Print the lines of the material word for word, starting with its first line and ending with the line that holds "day-number: 19 (456, 277, 554, 292)". Include both of those lines.

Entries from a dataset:

* * * * * * *

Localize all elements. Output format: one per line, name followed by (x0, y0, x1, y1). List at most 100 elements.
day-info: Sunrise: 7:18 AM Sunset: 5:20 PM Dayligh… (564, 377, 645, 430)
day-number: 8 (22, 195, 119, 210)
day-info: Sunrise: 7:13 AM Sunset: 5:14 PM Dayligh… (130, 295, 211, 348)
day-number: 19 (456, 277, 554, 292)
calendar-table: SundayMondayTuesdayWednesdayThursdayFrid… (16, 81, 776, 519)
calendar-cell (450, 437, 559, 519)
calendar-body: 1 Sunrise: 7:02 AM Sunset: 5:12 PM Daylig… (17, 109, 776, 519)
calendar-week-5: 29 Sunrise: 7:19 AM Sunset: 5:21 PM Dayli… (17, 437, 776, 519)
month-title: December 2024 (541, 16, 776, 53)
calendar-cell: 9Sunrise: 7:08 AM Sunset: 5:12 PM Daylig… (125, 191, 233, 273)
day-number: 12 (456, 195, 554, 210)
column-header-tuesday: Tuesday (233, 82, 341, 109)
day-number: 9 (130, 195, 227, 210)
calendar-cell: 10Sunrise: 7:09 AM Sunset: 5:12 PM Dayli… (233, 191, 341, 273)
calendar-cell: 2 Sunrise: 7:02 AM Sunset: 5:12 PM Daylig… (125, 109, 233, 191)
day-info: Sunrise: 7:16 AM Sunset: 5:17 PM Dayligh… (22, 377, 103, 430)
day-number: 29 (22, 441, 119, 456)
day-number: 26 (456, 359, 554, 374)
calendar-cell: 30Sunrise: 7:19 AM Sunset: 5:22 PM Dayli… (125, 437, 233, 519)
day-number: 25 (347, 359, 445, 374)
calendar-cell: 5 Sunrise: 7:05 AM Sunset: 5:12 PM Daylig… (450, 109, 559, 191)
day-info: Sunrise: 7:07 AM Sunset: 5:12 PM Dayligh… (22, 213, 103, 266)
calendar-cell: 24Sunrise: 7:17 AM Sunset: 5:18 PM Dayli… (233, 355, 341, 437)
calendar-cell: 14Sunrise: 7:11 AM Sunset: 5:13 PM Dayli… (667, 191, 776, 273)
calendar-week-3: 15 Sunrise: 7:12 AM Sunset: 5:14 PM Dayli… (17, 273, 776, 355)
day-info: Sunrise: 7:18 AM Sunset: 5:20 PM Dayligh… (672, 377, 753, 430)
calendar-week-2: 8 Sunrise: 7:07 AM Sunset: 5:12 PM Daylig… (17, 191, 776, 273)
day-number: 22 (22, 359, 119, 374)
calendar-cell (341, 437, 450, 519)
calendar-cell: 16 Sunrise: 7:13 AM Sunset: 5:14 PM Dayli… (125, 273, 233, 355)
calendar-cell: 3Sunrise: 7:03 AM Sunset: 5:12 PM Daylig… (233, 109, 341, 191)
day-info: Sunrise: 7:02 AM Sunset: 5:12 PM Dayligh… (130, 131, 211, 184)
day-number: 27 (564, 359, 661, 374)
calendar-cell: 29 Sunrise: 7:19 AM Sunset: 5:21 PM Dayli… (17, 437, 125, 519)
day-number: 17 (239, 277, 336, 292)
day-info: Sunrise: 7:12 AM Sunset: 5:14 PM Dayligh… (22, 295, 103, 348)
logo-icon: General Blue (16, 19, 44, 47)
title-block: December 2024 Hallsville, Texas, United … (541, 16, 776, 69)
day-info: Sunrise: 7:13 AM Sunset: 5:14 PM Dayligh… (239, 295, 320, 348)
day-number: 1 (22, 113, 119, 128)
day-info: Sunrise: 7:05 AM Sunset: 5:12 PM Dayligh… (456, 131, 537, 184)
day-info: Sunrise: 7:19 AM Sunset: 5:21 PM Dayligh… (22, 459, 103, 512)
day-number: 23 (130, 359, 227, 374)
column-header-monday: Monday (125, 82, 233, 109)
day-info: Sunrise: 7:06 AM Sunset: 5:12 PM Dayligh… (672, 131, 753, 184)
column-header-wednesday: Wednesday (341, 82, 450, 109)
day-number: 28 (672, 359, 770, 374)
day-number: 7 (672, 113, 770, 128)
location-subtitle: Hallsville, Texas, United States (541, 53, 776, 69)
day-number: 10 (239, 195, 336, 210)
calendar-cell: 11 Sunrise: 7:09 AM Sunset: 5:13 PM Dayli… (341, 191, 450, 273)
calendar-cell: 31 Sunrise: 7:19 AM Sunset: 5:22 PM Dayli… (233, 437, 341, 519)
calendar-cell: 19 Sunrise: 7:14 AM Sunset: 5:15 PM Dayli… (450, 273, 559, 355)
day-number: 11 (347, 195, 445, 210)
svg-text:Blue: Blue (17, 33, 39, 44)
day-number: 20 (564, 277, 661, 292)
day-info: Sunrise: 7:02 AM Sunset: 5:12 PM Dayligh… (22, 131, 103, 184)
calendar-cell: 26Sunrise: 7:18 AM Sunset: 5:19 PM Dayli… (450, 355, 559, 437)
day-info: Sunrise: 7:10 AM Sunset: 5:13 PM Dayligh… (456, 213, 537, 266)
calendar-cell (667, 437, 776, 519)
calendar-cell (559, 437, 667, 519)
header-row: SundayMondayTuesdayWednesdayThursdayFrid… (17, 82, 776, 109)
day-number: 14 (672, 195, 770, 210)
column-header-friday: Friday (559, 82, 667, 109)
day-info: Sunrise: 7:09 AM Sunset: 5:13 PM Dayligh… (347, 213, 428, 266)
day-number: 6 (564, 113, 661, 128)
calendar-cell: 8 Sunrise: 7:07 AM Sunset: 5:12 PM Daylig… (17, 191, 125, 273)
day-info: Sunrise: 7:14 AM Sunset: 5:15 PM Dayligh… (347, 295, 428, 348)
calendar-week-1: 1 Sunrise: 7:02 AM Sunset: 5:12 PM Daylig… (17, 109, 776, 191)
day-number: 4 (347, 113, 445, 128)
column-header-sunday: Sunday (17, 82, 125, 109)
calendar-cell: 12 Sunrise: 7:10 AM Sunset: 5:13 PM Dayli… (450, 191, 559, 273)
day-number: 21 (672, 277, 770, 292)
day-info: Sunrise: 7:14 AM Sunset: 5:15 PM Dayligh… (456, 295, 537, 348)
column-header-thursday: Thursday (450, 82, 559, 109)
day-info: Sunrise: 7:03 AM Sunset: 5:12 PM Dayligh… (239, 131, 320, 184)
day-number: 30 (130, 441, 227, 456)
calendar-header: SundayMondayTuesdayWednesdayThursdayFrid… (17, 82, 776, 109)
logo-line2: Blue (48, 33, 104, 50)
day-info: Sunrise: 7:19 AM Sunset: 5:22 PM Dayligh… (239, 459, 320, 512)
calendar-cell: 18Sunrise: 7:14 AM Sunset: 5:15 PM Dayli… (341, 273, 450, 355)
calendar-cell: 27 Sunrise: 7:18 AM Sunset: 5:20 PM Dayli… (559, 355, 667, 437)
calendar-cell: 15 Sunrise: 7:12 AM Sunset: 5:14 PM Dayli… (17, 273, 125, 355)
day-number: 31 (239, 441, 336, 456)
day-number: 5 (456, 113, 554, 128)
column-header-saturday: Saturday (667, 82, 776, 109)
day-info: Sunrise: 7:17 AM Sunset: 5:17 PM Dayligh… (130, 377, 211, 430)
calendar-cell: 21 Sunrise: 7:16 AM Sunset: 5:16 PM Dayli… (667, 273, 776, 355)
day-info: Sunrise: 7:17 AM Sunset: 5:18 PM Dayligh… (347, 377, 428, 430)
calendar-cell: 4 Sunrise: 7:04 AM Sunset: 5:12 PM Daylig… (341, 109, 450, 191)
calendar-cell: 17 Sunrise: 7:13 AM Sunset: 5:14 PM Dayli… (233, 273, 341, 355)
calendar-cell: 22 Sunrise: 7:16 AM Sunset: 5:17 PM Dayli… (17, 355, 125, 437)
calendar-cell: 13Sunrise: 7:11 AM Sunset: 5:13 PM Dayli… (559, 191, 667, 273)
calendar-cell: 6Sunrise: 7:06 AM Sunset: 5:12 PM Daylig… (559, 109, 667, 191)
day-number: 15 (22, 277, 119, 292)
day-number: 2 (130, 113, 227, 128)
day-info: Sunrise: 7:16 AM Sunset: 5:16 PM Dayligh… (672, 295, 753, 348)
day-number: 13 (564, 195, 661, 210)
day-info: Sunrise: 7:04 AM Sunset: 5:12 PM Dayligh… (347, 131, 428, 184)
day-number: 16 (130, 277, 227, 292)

* * * * * * *

Solution below:
Localize all elements. Output format: one per line, name followed by (x0, y0, x1, y1). List at most 100 elements.
day-info: Sunrise: 7:18 AM Sunset: 5:20 PM Dayligh… (564, 377, 645, 430)
day-number: 8 (22, 195, 119, 210)
day-info: Sunrise: 7:13 AM Sunset: 5:14 PM Dayligh… (130, 295, 211, 348)
day-number: 19 (456, 277, 554, 292)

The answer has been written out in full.